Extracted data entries
<<<<
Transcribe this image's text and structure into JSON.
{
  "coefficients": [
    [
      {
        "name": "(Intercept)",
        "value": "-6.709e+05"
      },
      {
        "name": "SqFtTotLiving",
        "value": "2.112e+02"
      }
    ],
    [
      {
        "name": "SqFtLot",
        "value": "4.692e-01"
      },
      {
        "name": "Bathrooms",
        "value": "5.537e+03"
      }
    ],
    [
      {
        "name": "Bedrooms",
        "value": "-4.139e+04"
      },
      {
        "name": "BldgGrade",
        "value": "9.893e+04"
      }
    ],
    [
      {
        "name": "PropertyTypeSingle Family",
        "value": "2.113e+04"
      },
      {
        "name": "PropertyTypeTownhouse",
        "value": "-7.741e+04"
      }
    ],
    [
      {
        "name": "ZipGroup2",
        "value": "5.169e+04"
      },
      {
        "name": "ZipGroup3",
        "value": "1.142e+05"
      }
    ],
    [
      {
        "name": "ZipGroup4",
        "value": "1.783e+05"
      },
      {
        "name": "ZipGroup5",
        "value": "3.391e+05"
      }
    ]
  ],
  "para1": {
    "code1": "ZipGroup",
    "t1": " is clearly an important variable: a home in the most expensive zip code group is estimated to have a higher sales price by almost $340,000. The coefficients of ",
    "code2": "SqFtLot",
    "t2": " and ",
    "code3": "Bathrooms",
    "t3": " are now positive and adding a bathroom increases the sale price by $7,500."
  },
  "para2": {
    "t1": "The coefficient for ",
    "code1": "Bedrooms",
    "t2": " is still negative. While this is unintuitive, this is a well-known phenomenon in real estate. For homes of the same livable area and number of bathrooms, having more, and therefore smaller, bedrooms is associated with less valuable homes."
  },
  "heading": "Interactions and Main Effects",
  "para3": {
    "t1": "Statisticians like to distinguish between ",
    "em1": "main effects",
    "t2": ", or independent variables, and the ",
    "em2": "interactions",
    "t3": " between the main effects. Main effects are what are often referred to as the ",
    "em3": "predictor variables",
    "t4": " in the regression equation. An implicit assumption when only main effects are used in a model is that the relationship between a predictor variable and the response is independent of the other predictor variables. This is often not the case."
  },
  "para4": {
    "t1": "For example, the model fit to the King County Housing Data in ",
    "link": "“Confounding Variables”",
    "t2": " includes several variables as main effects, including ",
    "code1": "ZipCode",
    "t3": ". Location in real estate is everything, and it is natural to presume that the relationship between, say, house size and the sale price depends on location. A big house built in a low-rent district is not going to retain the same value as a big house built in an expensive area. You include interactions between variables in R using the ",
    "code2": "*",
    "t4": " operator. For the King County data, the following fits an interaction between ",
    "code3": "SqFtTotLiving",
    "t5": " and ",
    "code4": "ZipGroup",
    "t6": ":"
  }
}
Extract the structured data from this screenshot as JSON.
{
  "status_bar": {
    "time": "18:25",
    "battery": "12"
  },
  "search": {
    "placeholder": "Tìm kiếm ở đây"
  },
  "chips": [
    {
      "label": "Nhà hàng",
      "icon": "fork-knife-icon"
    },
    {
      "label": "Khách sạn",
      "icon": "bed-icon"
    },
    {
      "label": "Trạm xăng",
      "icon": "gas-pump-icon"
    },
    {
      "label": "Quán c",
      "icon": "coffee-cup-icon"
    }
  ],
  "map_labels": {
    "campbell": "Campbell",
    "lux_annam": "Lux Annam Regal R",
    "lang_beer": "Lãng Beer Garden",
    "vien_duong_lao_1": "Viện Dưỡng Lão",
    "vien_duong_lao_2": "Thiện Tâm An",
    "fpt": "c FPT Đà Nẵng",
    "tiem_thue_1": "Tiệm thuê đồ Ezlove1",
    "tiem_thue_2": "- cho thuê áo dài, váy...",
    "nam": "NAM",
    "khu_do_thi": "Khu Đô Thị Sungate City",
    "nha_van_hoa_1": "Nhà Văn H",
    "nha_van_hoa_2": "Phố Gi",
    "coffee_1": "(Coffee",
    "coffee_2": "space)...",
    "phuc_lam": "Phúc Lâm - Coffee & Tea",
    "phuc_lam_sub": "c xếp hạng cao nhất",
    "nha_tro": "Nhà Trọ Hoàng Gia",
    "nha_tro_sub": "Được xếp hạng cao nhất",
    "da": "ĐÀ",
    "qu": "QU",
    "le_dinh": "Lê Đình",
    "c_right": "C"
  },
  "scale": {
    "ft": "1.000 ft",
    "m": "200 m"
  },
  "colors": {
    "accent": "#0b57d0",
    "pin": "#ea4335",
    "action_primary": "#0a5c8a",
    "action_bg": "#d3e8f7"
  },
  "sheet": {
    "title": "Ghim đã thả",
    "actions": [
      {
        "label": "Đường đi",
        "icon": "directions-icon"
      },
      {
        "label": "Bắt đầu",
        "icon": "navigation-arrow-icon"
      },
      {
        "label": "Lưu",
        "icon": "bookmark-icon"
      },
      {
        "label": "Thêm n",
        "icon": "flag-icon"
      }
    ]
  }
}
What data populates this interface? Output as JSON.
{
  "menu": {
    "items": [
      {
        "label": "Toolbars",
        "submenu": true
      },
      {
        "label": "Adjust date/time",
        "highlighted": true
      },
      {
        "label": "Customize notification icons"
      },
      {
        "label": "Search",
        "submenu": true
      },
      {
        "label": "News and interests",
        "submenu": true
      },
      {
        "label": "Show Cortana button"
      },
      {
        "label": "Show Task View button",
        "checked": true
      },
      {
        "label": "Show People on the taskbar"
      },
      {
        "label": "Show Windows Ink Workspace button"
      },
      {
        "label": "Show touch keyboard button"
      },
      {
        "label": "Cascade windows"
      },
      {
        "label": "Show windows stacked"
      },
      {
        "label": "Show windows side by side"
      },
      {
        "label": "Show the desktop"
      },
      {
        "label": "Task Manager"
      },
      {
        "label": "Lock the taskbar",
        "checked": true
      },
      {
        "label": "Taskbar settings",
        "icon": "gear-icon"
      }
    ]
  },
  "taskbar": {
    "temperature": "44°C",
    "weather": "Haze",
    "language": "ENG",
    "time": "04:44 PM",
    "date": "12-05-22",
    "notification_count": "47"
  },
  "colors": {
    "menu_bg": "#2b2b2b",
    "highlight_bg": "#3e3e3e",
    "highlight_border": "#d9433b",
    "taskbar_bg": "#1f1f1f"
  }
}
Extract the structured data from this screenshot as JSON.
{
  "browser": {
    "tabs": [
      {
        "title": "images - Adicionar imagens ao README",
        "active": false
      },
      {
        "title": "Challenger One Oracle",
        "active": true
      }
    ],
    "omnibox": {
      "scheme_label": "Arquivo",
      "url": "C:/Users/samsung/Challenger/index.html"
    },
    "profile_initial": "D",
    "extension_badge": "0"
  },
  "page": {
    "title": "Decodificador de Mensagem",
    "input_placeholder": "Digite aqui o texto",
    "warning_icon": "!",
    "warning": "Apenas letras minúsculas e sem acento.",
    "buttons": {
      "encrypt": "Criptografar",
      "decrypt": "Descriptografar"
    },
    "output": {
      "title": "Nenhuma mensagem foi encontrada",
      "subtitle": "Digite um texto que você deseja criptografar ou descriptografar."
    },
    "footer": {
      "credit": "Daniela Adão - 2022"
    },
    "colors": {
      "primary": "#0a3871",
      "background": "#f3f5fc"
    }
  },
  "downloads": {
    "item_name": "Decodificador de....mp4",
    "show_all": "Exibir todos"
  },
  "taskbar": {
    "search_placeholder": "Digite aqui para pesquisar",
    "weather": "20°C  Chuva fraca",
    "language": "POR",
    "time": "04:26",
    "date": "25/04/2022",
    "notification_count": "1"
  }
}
>>>>
Write the data out again in full and exactly.

Transcribe this image's text and structure into JSON.
{
  "coefficients": [
    [
      {
        "name": "(Intercept)",
        "value": "-6.709e+05"
      },
      {
        "name": "SqFtTotLiving",
        "value": "2.112e+02"
      }
    ],
    [
      {
        "name": "SqFtLot",
        "value": "4.692e-01"
      },
      {
        "name": "Bathrooms",
        "value": "5.537e+03"
      }
    ],
    [
      {
        "name": "Bedrooms",
        "value": "-4.139e+04"
      },
      {
        "name": "BldgGrade",
        "value": "9.893e+04"
      }
    ],
    [
      {
        "name": "PropertyTypeSingle Family",
        "value": "2.113e+04"
      },
      {
        "name": "PropertyTypeTownhouse",
        "value": "-7.741e+04"
      }
    ],
    [
      {
        "name": "ZipGroup2",
        "value": "5.169e+04"
      },
      {
        "name": "ZipGroup3",
        "value": "1.142e+05"
      }
    ],
    [
      {
        "name": "ZipGroup4",
        "value": "1.783e+05"
      },
      {
        "name": "ZipGroup5",
        "value": "3.391e+05"
      }
    ]
  ],
  "para1": {
    "code1": "ZipGroup",
    "t1": " is clearly an important variable: a home in the most expensive zip code group is estimated to have a higher sales price by almost $340,000. The coefficients of ",
    "code2": "SqFtLot",
    "t2": " and ",
    "code3": "Bathrooms",
    "t3": " are now positive and adding a bathroom increases the sale price by $7,500."
  },
  "para2": {
    "t1": "The coefficient for ",
    "code1": "Bedrooms",
    "t2": " is still negative. While this is unintuitive, this is a well-known phenomenon in real estate. For homes of the same livable area and number of bathrooms, having more, and therefore smaller, bedrooms is associated with less valuable homes."
  },
  "heading": "Interactions and Main Effects",
  "para3": {
    "t1": "Statisticians like to distinguish between ",
    "em1": "main effects",
    "t2": ", or independent variables, and the ",
    "em2": "interactions",
    "t3": " between the main effects. Main effects are what are often referred to as the ",
    "em3": "predictor variables",
    "t4": " in the regression equation. An implicit assumption when only main effects are used in a model is that the relationship between a predictor variable and the response is independent of the other predictor variables. This is often not the case."
  },
  "para4": {
    "t1": "For example, the model fit to the King County Housing Data in ",
    "link": "“Confounding Variables”",
    "t2": " includes several variables as main effects, including ",
    "code1": "ZipCode",
    "t3": ". Location in real estate is everything, and it is natural to presume that the relationship between, say, house size and the sale price depends on location. A big house built in a low-rent district is not going to retain the same value as a big house built in an expensive area. You include interactions between variables in R using the ",
    "code2": "*",
    "t4": " operator. For the King County data, the following fits an interaction between ",
    "code3": "SqFtTotLiving",
    "t5": " and ",
    "code4": "ZipGroup",
    "t6": ":"
  }
}
Extract the structured data from this screenshot as JSON.
{
  "status_bar": {
    "time": "18:25",
    "battery": "12"
  },
  "search": {
    "placeholder": "Tìm kiếm ở đây"
  },
  "chips": [
    {
      "label": "Nhà hàng",
      "icon": "fork-knife-icon"
    },
    {
      "label": "Khách sạn",
      "icon": "bed-icon"
    },
    {
      "label": "Trạm xăng",
      "icon": "gas-pump-icon"
    },
    {
      "label": "Quán c",
      "icon": "coffee-cup-icon"
    }
  ],
  "map_labels": {
    "campbell": "Campbell",
    "lux_annam": "Lux Annam Regal R",
    "lang_beer": "Lãng Beer Garden",
    "vien_duong_lao_1": "Viện Dưỡng Lão",
    "vien_duong_lao_2": "Thiện Tâm An",
    "fpt": "c FPT Đà Nẵng",
    "tiem_thue_1": "Tiệm thuê đồ Ezlove1",
    "tiem_thue_2": "- cho thuê áo dài, váy...",
    "nam": "NAM",
    "khu_do_thi": "Khu Đô Thị Sungate City",
    "nha_van_hoa_1": "Nhà Văn H",
    "nha_van_hoa_2": "Phố Gi",
    "coffee_1": "(Coffee",
    "coffee_2": "space)...",
    "phuc_lam": "Phúc Lâm - Coffee & Tea",
    "phuc_lam_sub": "c xếp hạng cao nhất",
    "nha_tro": "Nhà Trọ Hoàng Gia",
    "nha_tro_sub": "Được xếp hạng cao nhất",
    "da": "ĐÀ",
    "qu": "QU",
    "le_dinh": "Lê Đình",
    "c_right": "C"
  },
  "scale": {
    "ft": "1.000 ft",
    "m": "200 m"
  },
  "colors": {
    "accent": "#0b57d0",
    "pin": "#ea4335",
    "action_primary": "#0a5c8a",
    "action_bg": "#d3e8f7"
  },
  "sheet": {
    "title": "Ghim đã thả",
    "actions": [
      {
        "label": "Đường đi",
        "icon": "directions-icon"
      },
      {
        "label": "Bắt đầu",
        "icon": "navigation-arrow-icon"
      },
      {
        "label": "Lưu",
        "icon": "bookmark-icon"
      },
      {
        "label": "Thêm n",
        "icon": "flag-icon"
      }
    ]
  }
}
What data populates this interface? Output as JSON.
{
  "menu": {
    "items": [
      {
        "label": "Toolbars",
        "submenu": true
      },
      {
        "label": "Adjust date/time",
        "highlighted": true
      },
      {
        "label": "Customize notification icons"
      },
      {
        "label": "Search",
        "submenu": true
      },
      {
        "label": "News and interests",
        "submenu": true
      },
      {
        "label": "Show Cortana button"
      },
      {
        "label": "Show Task View button",
        "checked": true
      },
      {
        "label": "Show People on the taskbar"
      },
      {
        "label": "Show Windows Ink Workspace button"
      },
      {
        "label": "Show touch keyboard button"
      },
      {
        "label": "Cascade windows"
      },
      {
        "label": "Show windows stacked"
      },
      {
        "label": "Show windows side by side"
      },
      {
        "label": "Show the desktop"
      },
      {
        "label": "Task Manager"
      },
      {
        "label": "Lock the taskbar",
        "checked": true
      },
      {
        "label": "Taskbar settings",
        "icon": "gear-icon"
      }
    ]
  },
  "taskbar": {
    "temperature": "44°C",
    "weather": "Haze",
    "language": "ENG",
    "time": "04:44 PM",
    "date": "12-05-22",
    "notification_count": "47"
  },
  "colors": {
    "menu_bg": "#2b2b2b",
    "highlight_bg": "#3e3e3e",
    "highlight_border": "#d9433b",
    "taskbar_bg": "#1f1f1f"
  }
}
Extract the structured data from this screenshot as JSON.
{
  "browser": {
    "tabs": [
      {
        "title": "images - Adicionar imagens ao README",
        "active": false
      },
      {
        "title": "Challenger One Oracle",
        "active": true
      }
    ],
    "omnibox": {
      "scheme_label": "Arquivo",
      "url": "C:/Users/samsung/Challenger/index.html"
    },
    "profile_initial": "D",
    "extension_badge": "0"
  },
  "page": {
    "title": "Decodificador de Mensagem",
    "input_placeholder": "Digite aqui o texto",
    "warning_icon": "!",
    "warning": "Apenas letras minúsculas e sem acento.",
    "buttons": {
      "encrypt": "Criptografar",
      "decrypt": "Descriptografar"
    },
    "output": {
      "title": "Nenhuma mensagem foi encontrada",
      "subtitle": "Digite um texto que você deseja criptografar ou descriptografar."
    },
    "footer": {
      "credit": "Daniela Adão - 2022"
    },
    "colors": {
      "primary": "#0a3871",
      "background": "#f3f5fc"
    }
  },
  "downloads": {
    "item_name": "Decodificador de....mp4",
    "show_all": "Exibir todos"
  },
  "taskbar": {
    "search_placeholder": "Digite aqui para pesquisar",
    "weather": "20°C  Chuva fraca",
    "language": "POR",
    "time": "04:26",
    "date": "25/04/2022",
    "notification_count": "1"
  }
}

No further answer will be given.